### INPUT ROWS

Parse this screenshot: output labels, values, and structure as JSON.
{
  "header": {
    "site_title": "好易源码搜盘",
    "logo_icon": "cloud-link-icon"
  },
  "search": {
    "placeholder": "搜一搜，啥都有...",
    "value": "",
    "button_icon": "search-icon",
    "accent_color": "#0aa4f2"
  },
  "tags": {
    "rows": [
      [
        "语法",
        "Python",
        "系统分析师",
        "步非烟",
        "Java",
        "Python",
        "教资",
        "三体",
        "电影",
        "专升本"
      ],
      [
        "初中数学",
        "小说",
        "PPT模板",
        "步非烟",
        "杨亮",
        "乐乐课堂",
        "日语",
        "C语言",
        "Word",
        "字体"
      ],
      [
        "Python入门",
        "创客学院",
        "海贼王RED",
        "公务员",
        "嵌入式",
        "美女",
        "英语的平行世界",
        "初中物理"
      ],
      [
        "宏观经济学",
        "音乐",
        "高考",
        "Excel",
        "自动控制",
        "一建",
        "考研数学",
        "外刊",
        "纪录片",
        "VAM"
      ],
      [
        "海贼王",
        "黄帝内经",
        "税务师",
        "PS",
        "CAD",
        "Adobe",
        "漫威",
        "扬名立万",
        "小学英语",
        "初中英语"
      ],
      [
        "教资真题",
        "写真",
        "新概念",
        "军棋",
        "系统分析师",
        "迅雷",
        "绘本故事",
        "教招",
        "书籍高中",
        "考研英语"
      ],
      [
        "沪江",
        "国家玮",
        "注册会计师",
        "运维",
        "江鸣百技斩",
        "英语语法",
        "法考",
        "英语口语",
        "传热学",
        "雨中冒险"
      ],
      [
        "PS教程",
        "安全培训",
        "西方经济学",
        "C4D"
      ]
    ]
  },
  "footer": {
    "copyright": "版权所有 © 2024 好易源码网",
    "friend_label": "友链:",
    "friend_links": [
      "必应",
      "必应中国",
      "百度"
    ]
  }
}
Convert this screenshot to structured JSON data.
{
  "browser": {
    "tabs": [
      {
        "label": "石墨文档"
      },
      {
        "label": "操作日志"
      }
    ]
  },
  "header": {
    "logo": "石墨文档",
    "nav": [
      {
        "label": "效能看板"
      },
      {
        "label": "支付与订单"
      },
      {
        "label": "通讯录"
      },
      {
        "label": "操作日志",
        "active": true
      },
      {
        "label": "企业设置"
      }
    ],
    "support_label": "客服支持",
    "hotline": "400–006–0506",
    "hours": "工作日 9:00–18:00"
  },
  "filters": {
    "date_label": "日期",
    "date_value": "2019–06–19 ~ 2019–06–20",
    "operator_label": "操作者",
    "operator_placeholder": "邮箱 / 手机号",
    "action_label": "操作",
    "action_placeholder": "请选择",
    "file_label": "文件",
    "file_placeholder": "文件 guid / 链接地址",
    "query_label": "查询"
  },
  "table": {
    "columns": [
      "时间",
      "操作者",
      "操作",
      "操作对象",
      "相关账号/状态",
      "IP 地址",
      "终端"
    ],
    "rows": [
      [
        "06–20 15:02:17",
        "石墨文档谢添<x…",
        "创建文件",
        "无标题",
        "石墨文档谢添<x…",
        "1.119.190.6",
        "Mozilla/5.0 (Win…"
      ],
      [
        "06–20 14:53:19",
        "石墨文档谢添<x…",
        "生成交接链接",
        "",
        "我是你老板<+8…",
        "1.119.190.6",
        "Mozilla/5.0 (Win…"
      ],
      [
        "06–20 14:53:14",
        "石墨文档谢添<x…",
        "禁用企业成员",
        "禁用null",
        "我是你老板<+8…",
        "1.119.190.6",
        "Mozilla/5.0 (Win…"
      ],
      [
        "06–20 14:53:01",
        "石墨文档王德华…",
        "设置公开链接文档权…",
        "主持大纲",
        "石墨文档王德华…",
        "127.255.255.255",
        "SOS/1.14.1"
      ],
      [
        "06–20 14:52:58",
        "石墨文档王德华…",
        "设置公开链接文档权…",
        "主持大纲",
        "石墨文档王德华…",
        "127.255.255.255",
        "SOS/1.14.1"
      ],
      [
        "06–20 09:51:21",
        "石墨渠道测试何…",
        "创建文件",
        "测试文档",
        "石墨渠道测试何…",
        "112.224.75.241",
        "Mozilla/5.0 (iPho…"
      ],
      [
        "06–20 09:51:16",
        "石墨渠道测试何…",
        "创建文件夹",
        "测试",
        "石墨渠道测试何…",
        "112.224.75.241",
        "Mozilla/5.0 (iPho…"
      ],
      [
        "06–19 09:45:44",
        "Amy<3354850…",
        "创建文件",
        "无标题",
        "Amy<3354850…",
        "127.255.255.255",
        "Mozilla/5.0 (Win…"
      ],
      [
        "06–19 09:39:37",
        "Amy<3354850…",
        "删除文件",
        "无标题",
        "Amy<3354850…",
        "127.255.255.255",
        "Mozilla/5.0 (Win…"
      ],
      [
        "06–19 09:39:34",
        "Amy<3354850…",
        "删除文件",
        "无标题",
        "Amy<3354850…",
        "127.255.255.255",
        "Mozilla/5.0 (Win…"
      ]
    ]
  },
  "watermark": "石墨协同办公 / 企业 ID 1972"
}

######

#### TASK DETAILS
Please give back all of the records exactly as written.

#### RESULT OF THE EXERCISE
Parse this screenshot: output labels, values, and structure as JSON.
{
  "header": {
    "site_title": "好易源码搜盘",
    "logo_icon": "cloud-link-icon"
  },
  "search": {
    "placeholder": "搜一搜，啥都有...",
    "value": "",
    "button_icon": "search-icon",
    "accent_color": "#0aa4f2"
  },
  "tags": {
    "rows": [
      [
        "语法",
        "Python",
        "系统分析师",
        "步非烟",
        "Java",
        "Python",
        "教资",
        "三体",
        "电影",
        "专升本"
      ],
      [
        "初中数学",
        "小说",
        "PPT模板",
        "步非烟",
        "杨亮",
        "乐乐课堂",
        "日语",
        "C语言",
        "Word",
        "字体"
      ],
      [
        "Python入门",
        "创客学院",
        "海贼王RED",
        "公务员",
        "嵌入式",
        "美女",
        "英语的平行世界",
        "初中物理"
      ],
      [
        "宏观经济学",
        "音乐",
        "高考",
        "Excel",
        "自动控制",
        "一建",
        "考研数学",
        "外刊",
        "纪录片",
        "VAM"
      ],
      [
        "海贼王",
        "黄帝内经",
        "税务师",
        "PS",
        "CAD",
        "Adobe",
        "漫威",
        "扬名立万",
        "小学英语",
        "初中英语"
      ],
      [
        "教资真题",
        "写真",
        "新概念",
        "军棋",
        "系统分析师",
        "迅雷",
        "绘本故事",
        "教招",
        "书籍高中",
        "考研英语"
      ],
      [
        "沪江",
        "国家玮",
        "注册会计师",
        "运维",
        "江鸣百技斩",
        "英语语法",
        "法考",
        "英语口语",
        "传热学",
        "雨中冒险"
      ],
      [
        "PS教程",
        "安全培训",
        "西方经济学",
        "C4D"
      ]
    ]
  },
  "footer": {
    "copyright": "版权所有 © 2024 好易源码网",
    "friend_label": "友链:",
    "friend_links": [
      "必应",
      "必应中国",
      "百度"
    ]
  }
}
Convert this screenshot to structured JSON data.
{
  "browser": {
    "tabs": [
      {
        "label": "石墨文档"
      },
      {
        "label": "操作日志"
      }
    ]
  },
  "header": {
    "logo": "石墨文档",
    "nav": [
      {
        "label": "效能看板"
      },
      {
        "label": "支付与订单"
      },
      {
        "label": "通讯录"
      },
      {
        "label": "操作日志",
        "active": true
      },
      {
        "label": "企业设置"
      }
    ],
    "support_label": "客服支持",
    "hotline": "400–006–0506",
    "hours": "工作日 9:00–18:00"
  },
  "filters": {
    "date_label": "日期",
    "date_value": "2019–06–19 ~ 2019–06–20",
    "operator_label": "操作者",
    "operator_placeholder": "邮箱 / 手机号",
    "action_label": "操作",
    "action_placeholder": "请选择",
    "file_label": "文件",
    "file_placeholder": "文件 guid / 链接地址",
    "query_label": "查询"
  },
  "table": {
    "columns": [
      "时间",
      "操作者",
      "操作",
      "操作对象",
      "相关账号/状态",
      "IP 地址",
      "终端"
    ],
    "rows": [
      [
        "06–20 15:02:17",
        "石墨文档谢添<x…",
        "创建文件",
        "无标题",
        "石墨文档谢添<x…",
        "1.119.190.6",
        "Mozilla/5.0 (Win…"
      ],
      [
        "06–20 14:53:19",
        "石墨文档谢添<x…",
        "生成交接链接",
        "",
        "我是你老板<+8…",
        "1.119.190.6",
        "Mozilla/5.0 (Win…"
      ],
      [
        "06–20 14:53:14",
        "石墨文档谢添<x…",
        "禁用企业成员",
        "禁用null",
        "我是你老板<+8…",
        "1.119.190.6",
        "Mozilla/5.0 (Win…"
      ],
      [
        "06–20 14:53:01",
        "石墨文档王德华…",
        "设置公开链接文档权…",
        "主持大纲",
        "石墨文档王德华…",
        "127.255.255.255",
        "SOS/1.14.1"
      ],
      [
        "06–20 14:52:58",
        "石墨文档王德华…",
        "设置公开链接文档权…",
        "主持大纲",
        "石墨文档王德华…",
        "127.255.255.255",
        "SOS/1.14.1"
      ],
      [
        "06–20 09:51:21",
        "石墨渠道测试何…",
        "创建文件",
        "测试文档",
        "石墨渠道测试何…",
        "112.224.75.241",
        "Mozilla/5.0 (iPho…"
      ],
      [
        "06–20 09:51:16",
        "石墨渠道测试何…",
        "创建文件夹",
        "测试",
        "石墨渠道测试何…",
        "112.224.75.241",
        "Mozilla/5.0 (iPho…"
      ],
      [
        "06–19 09:45:44",
        "Amy<3354850…",
        "创建文件",
        "无标题",
        "Amy<3354850…",
        "127.255.255.255",
        "Mozilla/5.0 (Win…"
      ],
      [
        "06–19 09:39:37",
        "Amy<3354850…",
        "删除文件",
        "无标题",
        "Amy<3354850…",
        "127.255.255.255",
        "Mozilla/5.0 (Win…"
      ],
      [
        "06–19 09:39:34",
        "Amy<3354850…",
        "删除文件",
        "无标题",
        "Amy<3354850…",
        "127.255.255.255",
        "Mozilla/5.0 (Win…"
      ]
    ]
  },
  "watermark": "石墨协同办公 / 企业 ID 1972"
}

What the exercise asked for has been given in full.